#### [GIVEN INSTRUCTION]
Your task is to repeat the entries word for word while leaving out the pictures.

=====

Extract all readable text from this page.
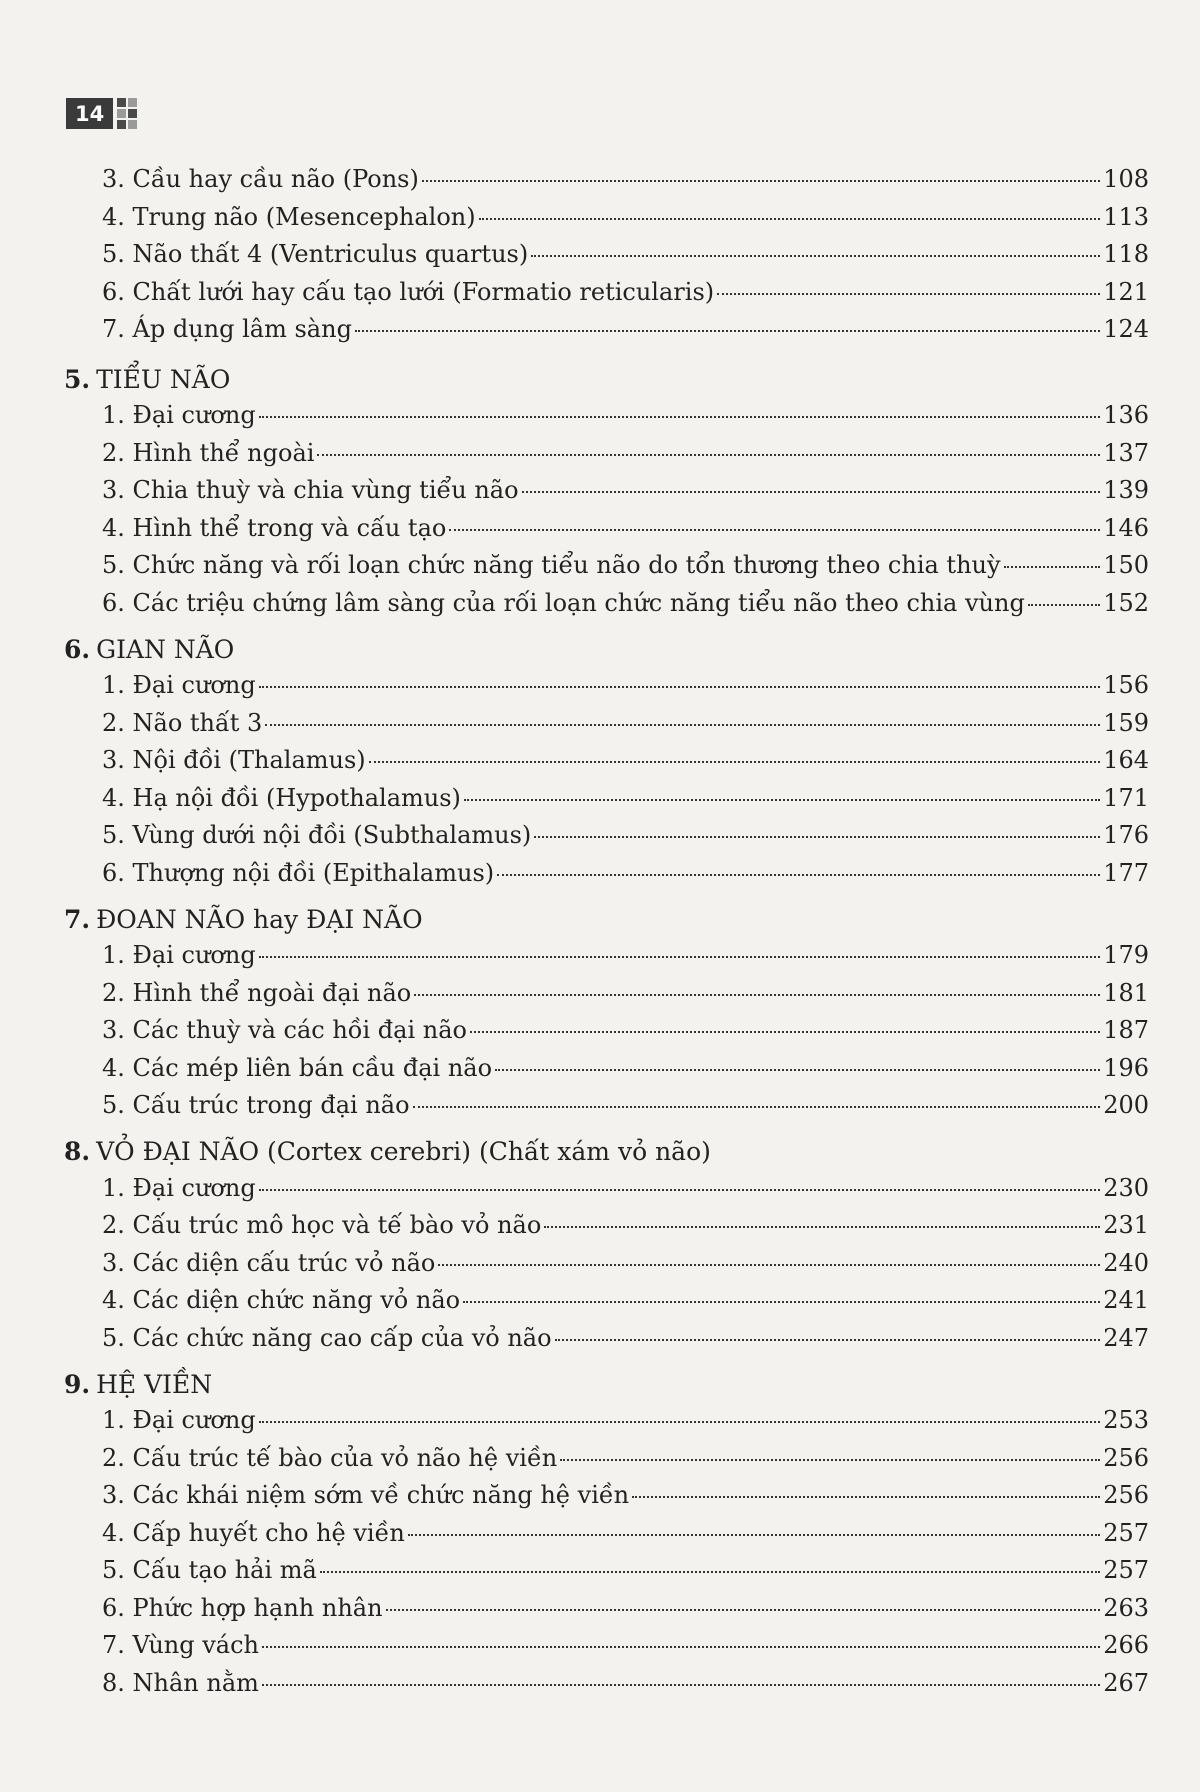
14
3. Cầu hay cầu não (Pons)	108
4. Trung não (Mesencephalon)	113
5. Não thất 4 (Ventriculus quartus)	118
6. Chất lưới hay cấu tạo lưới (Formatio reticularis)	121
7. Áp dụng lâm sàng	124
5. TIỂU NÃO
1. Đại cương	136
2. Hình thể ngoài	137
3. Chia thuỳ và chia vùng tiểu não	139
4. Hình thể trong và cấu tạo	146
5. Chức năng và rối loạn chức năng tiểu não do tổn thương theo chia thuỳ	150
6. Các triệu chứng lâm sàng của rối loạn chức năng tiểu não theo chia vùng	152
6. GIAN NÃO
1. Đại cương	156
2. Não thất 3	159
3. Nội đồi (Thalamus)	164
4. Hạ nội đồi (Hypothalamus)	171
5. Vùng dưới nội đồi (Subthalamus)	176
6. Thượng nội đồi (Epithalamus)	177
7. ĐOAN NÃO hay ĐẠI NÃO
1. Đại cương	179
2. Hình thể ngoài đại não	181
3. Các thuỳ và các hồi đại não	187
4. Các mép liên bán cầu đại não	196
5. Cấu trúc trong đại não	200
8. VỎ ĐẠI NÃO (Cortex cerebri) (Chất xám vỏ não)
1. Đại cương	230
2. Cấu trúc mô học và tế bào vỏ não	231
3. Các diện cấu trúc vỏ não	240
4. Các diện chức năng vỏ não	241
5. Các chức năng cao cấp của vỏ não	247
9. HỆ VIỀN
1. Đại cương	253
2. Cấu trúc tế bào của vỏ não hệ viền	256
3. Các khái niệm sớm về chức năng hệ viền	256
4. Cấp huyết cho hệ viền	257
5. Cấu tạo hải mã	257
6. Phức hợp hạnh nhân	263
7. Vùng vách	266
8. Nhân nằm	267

=====

#### [FULL SOLUTION]
Extract all readable text from this page.
14
3. Cầu hay cầu não (Pons)	108
4. Trung não (Mesencephalon)	113
5. Não thất 4 (Ventriculus quartus)	118
6. Chất lưới hay cấu tạo lưới (Formatio reticularis)	121
7. Áp dụng lâm sàng	124
5. TIỂU NÃO
1. Đại cương	136
2. Hình thể ngoài	137
3. Chia thuỳ và chia vùng tiểu não	139
4. Hình thể trong và cấu tạo	146
5. Chức năng và rối loạn chức năng tiểu não do tổn thương theo chia thuỳ	150
6. Các triệu chứng lâm sàng của rối loạn chức năng tiểu não theo chia vùng	152
6. GIAN NÃO
1. Đại cương	156
2. Não thất 3	159
3. Nội đồi (Thalamus)	164
4. Hạ nội đồi (Hypothalamus)	171
5. Vùng dưới nội đồi (Subthalamus)	176
6. Thượng nội đồi (Epithalamus)	177
7. ĐOAN NÃO hay ĐẠI NÃO
1. Đại cương	179
2. Hình thể ngoài đại não	181
3. Các thuỳ và các hồi đại não	187
4. Các mép liên bán cầu đại não	196
5. Cấu trúc trong đại não	200
8. VỎ ĐẠI NÃO (Cortex cerebri) (Chất xám vỏ não)
1. Đại cương	230
2. Cấu trúc mô học và tế bào vỏ não	231
3. Các diện cấu trúc vỏ não	240
4. Các diện chức năng vỏ não	241
5. Các chức năng cao cấp của vỏ não	247
9. HỆ VIỀN
1. Đại cương	253
2. Cấu trúc tế bào của vỏ não hệ viền	256
3. Các khái niệm sớm về chức năng hệ viền	256
4. Cấp huyết cho hệ viền	257
5. Cấu tạo hải mã	257
6. Phức hợp hạnh nhân	263
7. Vùng vách	266
8. Nhân nằm	267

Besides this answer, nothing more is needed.